(Saved entries)
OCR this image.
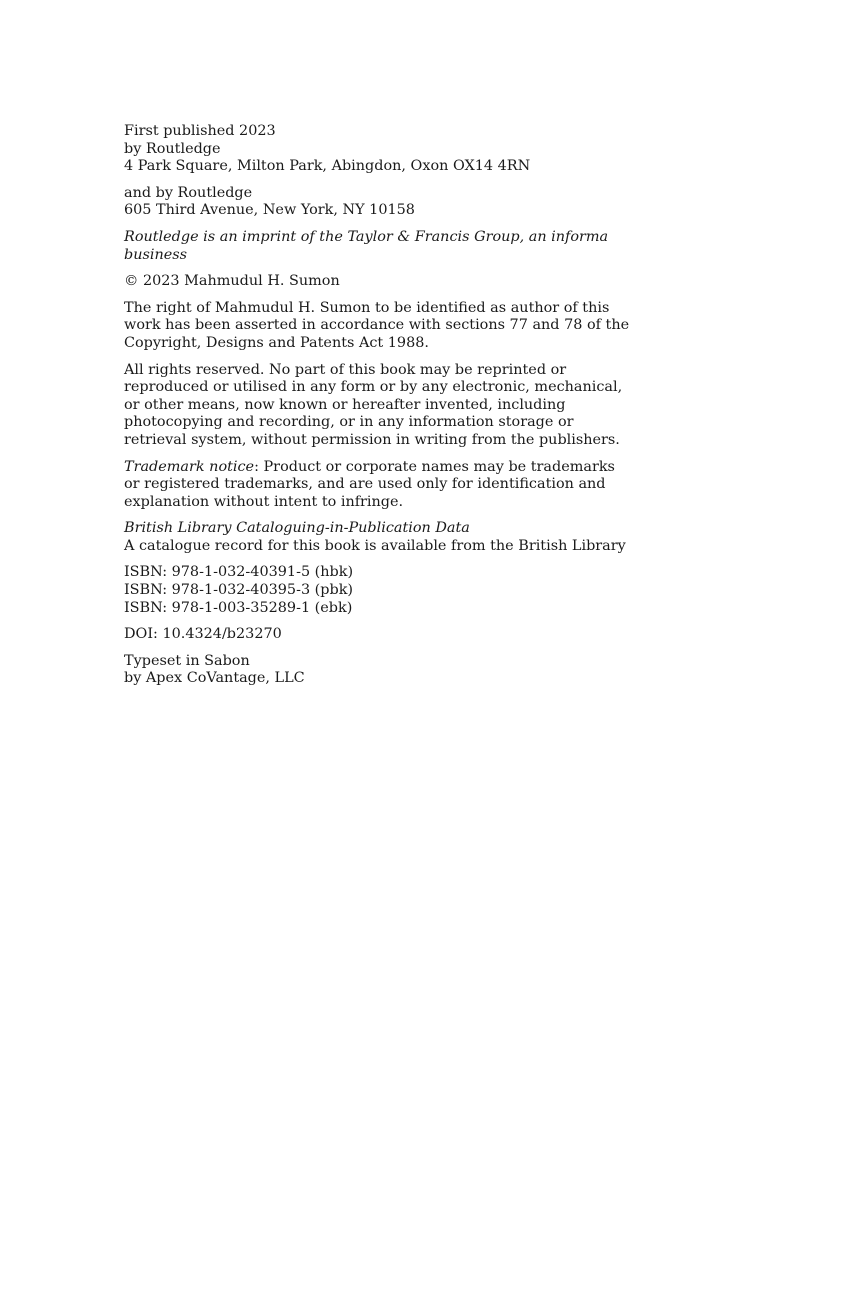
First published 2023
by Routledge
4 Park Square, Milton Park, Abingdon, Oxon OX14 4RN

and by Routledge
605 Third Avenue, New York, NY 10158

Routledge is an imprint of the Taylor & Francis Group, an informa
business

© 2023 Mahmudul H. Sumon

The right of Mahmudul H. Sumon to be identified as author of this
work has been asserted in accordance with sections 77 and 78 of the
Copyright, Designs and Patents Act 1988.

All rights reserved. No part of this book may be reprinted or
reproduced or utilised in any form or by any electronic, mechanical,
or other means, now known or hereafter invented, including
photocopying and recording, or in any information storage or
retrieval system, without permission in writing from the publishers.

Trademark notice: Product or corporate names may be trademarks
or registered trademarks, and are used only for identification and
explanation without intent to infringe.

British Library Cataloguing-in-Publication Data
A catalogue record for this book is available from the British Library

ISBN: 978-1-032-40391-5 (hbk)
ISBN: 978-1-032-40395-3 (pbk)
ISBN: 978-1-003-35289-1 (ebk)

DOI: 10.4324/b23270

Typeset in Sabon
by Apex CoVantage, LLC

*What you have to do*: Which lines contain "Routledge"? Show each of them.

*Exercise answer*:
by Routledge
and by Routledge
Routledge is an imprint of the Taylor & Francis Group, an informa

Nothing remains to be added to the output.